§ **Task description**
Using the data below, copy every line that contains the word "improved".

§ **Listing**
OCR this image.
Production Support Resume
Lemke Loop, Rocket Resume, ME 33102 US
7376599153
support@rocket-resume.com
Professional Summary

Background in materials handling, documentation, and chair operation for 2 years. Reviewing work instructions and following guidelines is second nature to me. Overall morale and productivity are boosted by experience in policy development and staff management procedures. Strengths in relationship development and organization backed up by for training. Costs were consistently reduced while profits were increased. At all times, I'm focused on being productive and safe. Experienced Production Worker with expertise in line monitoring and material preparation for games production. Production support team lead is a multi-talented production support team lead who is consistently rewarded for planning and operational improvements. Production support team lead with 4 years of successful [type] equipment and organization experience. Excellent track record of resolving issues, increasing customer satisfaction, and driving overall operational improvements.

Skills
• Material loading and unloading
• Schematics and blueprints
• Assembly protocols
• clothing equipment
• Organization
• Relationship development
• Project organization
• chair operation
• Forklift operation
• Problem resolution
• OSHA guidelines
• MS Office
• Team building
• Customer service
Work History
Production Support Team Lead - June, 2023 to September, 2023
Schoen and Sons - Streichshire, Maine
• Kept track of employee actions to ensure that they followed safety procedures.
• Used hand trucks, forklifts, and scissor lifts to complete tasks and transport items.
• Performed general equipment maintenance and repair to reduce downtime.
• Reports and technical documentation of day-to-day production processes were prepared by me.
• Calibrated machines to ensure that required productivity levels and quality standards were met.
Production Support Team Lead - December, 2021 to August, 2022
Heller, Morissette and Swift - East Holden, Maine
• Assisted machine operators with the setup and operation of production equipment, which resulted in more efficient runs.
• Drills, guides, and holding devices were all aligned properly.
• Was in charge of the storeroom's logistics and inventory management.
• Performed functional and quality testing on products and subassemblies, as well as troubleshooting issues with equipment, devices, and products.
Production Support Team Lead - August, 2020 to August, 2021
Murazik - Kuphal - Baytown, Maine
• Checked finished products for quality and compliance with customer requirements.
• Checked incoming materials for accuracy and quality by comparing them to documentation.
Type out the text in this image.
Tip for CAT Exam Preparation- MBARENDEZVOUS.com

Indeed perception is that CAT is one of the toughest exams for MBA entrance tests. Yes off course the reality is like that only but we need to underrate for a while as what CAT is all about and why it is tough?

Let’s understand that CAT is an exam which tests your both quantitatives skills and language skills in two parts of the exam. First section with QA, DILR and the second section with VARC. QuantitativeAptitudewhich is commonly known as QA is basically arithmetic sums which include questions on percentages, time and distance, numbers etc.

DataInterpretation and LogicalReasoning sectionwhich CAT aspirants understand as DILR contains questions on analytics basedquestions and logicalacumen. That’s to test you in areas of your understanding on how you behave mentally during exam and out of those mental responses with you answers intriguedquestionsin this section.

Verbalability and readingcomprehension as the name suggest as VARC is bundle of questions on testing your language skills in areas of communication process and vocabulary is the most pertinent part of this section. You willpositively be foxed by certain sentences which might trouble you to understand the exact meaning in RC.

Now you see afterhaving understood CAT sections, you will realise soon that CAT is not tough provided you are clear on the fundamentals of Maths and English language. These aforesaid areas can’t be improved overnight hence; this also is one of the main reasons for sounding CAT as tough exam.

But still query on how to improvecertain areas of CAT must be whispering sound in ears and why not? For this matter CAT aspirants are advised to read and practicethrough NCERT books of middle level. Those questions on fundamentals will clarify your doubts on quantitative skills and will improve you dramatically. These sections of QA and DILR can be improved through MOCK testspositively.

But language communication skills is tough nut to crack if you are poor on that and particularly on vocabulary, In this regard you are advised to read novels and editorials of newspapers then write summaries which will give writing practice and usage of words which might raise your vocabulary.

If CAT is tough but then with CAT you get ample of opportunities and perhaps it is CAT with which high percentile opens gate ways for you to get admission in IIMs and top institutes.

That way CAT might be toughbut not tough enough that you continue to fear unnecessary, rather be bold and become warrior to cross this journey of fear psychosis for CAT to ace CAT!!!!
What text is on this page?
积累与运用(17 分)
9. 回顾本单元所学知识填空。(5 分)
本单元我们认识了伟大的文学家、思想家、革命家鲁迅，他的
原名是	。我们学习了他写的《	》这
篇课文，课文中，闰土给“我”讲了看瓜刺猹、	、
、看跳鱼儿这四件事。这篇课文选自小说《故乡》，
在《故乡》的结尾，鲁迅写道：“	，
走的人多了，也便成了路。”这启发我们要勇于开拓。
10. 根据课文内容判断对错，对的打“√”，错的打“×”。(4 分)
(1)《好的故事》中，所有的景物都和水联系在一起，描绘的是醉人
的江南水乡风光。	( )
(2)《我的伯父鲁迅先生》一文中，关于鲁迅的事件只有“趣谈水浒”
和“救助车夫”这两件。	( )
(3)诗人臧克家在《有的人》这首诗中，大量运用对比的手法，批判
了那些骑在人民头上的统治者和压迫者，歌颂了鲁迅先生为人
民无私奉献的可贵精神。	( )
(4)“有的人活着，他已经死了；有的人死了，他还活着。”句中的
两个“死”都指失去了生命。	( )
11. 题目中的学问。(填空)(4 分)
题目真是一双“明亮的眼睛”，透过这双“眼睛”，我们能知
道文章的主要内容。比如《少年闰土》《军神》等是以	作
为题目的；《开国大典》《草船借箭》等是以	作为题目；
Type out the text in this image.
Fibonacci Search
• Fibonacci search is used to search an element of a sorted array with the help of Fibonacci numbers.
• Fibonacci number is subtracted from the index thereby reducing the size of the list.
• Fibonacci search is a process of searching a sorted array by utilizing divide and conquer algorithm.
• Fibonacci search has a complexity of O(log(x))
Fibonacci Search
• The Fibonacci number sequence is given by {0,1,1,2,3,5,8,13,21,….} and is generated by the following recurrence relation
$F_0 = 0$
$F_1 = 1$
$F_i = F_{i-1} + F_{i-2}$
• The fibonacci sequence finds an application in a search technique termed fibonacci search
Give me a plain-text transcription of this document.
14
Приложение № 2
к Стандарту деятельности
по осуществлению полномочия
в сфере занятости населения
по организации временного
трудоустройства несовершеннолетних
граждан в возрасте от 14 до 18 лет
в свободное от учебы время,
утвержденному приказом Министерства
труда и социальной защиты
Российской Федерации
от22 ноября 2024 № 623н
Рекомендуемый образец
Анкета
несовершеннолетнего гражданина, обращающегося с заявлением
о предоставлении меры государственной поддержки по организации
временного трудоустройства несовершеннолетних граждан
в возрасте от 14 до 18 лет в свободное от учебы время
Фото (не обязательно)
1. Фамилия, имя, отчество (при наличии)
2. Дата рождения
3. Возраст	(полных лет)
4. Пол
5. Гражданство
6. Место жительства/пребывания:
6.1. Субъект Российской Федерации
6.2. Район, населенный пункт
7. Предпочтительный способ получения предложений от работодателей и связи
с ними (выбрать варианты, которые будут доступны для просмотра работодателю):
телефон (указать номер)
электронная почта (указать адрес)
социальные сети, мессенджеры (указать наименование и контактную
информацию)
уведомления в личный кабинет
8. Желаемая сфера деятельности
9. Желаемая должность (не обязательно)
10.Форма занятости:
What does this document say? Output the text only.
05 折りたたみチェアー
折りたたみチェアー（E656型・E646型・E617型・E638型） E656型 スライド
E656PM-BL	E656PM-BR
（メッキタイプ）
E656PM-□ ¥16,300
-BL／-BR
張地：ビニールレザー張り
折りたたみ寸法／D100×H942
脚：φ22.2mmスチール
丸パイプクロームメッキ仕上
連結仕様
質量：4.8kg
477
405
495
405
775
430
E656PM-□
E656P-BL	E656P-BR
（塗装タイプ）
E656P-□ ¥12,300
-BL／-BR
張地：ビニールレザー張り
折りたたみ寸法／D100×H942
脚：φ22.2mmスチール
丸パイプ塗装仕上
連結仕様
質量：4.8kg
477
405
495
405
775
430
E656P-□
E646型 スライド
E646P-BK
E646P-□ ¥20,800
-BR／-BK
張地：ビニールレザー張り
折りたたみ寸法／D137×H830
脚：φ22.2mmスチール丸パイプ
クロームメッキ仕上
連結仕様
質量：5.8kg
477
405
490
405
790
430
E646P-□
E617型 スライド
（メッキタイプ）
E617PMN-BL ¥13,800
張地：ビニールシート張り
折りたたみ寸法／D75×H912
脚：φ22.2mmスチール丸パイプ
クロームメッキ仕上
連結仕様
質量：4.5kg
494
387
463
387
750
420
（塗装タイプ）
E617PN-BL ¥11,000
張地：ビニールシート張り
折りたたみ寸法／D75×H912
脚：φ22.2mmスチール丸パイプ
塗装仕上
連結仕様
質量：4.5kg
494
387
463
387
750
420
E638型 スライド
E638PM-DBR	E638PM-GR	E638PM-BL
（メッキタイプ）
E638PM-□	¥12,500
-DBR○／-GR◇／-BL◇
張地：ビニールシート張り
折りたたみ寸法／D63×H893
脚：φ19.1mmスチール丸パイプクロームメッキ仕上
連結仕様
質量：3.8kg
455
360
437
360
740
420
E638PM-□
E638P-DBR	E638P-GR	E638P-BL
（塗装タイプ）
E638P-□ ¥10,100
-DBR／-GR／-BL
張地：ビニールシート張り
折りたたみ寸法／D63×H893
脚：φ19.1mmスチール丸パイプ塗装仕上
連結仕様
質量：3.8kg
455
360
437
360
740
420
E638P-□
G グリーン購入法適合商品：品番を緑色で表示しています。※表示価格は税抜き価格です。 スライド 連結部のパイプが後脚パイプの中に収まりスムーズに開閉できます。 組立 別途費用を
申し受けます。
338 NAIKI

§ **Answer**
Now you see afterhaving understood CAT sections, you will realise soon that CAT is not tough provided you are clear on the fundamentals of Maths and English language. These aforesaid areas can’t be improved overnight hence; this also is one of the main reasons for sounding CAT as tough exam.
But still query on how to improvecertain areas of CAT must be whispering sound in ears and why not? For this matter CAT aspirants are advised to read and practicethrough NCERT books of middle level. Those questions on fundamentals will clarify your doubts on quantitative skills and will improve you dramatically. These sections of QA and DILR can be improved through MOCK testspositively.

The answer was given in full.